▶ **SUPPLIED RECORDS**:

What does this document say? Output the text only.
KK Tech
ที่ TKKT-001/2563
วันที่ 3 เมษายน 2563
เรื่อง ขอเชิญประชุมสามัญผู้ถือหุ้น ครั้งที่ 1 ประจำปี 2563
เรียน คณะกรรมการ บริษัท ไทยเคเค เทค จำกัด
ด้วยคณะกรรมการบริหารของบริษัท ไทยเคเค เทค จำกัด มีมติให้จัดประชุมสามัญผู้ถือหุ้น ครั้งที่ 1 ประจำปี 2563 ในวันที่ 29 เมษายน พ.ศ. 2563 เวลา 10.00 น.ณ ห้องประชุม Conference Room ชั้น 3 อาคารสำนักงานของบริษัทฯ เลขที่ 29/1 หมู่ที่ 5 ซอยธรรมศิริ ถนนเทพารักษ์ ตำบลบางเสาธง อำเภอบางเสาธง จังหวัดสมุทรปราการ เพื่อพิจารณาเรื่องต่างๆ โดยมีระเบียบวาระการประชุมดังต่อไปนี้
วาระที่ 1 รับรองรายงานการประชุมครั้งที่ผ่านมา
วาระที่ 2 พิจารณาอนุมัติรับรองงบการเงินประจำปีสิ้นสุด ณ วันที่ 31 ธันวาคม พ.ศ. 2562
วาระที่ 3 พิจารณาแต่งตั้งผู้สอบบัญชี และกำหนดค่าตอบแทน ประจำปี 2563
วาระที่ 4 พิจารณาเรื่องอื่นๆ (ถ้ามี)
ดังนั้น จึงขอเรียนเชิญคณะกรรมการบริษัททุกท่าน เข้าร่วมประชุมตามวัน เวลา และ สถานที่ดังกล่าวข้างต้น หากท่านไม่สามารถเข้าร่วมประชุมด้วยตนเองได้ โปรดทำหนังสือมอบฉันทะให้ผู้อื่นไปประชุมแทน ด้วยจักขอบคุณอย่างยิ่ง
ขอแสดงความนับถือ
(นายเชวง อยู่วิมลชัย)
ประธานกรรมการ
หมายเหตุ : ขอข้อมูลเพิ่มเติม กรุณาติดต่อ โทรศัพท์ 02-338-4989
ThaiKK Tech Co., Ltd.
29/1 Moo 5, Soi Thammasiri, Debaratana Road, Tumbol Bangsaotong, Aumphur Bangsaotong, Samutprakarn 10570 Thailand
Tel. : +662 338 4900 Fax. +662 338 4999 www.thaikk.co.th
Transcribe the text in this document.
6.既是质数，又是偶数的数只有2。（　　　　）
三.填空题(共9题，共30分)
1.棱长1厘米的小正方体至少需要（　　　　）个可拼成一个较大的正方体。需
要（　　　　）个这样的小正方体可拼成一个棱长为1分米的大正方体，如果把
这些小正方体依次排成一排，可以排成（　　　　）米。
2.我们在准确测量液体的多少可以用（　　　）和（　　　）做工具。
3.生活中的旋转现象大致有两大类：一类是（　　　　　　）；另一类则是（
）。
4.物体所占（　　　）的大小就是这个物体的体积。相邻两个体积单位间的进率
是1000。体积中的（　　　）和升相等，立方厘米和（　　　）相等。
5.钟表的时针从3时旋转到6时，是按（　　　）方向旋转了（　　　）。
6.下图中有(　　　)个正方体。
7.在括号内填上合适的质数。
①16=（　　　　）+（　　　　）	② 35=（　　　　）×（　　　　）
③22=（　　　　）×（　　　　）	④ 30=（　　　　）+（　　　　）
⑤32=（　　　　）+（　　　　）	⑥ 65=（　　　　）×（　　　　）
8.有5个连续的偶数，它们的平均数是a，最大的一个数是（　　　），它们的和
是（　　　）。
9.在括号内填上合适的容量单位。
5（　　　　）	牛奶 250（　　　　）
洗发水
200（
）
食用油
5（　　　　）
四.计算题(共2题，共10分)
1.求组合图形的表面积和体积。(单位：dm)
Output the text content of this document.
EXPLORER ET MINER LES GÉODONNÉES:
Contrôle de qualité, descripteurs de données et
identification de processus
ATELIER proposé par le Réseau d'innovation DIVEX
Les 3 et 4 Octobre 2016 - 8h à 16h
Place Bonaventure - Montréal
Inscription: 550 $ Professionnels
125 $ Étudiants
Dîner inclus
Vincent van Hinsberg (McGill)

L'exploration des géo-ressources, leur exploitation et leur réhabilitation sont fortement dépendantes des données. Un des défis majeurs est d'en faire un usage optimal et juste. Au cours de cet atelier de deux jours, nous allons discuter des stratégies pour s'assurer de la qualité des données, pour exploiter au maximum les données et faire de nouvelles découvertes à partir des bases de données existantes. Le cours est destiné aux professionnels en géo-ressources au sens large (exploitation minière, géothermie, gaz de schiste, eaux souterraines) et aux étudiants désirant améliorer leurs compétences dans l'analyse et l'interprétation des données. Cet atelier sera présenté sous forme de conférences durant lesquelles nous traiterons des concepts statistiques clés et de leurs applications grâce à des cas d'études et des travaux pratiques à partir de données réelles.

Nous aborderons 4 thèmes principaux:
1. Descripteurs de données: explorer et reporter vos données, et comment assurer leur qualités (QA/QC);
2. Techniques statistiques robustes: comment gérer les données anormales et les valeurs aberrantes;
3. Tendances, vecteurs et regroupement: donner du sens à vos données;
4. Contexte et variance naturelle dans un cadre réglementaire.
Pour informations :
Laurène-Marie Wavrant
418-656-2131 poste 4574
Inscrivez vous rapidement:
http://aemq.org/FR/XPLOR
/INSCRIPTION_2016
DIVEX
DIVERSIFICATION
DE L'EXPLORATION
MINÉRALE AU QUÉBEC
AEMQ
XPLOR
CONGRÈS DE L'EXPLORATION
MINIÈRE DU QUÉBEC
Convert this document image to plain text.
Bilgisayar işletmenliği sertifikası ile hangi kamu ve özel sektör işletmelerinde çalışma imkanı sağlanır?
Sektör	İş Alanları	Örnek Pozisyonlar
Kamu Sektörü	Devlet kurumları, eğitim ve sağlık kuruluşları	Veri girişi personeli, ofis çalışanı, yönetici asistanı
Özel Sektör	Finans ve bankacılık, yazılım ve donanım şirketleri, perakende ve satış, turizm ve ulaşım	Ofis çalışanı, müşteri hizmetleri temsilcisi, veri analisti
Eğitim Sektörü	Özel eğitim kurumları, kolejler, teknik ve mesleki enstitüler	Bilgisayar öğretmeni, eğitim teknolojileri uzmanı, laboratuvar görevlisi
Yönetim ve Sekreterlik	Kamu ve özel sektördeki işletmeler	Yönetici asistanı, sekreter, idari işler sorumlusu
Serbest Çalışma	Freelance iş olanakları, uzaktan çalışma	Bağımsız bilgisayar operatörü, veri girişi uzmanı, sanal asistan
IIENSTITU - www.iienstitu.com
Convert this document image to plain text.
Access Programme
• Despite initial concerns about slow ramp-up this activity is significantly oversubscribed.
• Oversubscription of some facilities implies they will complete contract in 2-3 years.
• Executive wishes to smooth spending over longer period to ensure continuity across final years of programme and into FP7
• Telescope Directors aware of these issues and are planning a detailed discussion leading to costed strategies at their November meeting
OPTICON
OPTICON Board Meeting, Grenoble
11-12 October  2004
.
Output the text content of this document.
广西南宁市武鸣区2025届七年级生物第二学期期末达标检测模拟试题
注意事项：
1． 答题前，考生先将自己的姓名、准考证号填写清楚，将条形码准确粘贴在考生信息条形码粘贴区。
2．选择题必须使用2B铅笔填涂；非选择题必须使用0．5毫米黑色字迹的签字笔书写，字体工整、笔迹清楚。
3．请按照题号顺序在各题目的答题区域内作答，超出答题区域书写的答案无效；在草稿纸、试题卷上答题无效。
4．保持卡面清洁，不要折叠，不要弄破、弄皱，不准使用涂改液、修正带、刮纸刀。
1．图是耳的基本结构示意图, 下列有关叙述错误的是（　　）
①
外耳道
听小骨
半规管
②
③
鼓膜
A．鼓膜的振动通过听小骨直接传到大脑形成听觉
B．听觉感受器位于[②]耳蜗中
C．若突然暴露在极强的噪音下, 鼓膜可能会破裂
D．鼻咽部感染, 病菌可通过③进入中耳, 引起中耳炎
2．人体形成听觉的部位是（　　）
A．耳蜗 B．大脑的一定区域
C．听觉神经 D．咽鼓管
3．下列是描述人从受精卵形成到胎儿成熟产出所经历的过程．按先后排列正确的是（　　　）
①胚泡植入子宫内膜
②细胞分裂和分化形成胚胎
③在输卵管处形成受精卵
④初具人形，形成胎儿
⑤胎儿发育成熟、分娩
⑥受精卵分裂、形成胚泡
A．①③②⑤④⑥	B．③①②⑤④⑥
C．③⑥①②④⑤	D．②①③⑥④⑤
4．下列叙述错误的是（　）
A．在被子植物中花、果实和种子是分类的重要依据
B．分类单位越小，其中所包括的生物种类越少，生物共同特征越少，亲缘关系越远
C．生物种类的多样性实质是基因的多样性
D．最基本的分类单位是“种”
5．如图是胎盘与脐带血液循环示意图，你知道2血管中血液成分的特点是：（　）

▶ **INSTRUCTION**: Each line of the data that includes the word "eğitim" counts once; report the total and nothing more.

▶ **WRITTEN REPLY**: 2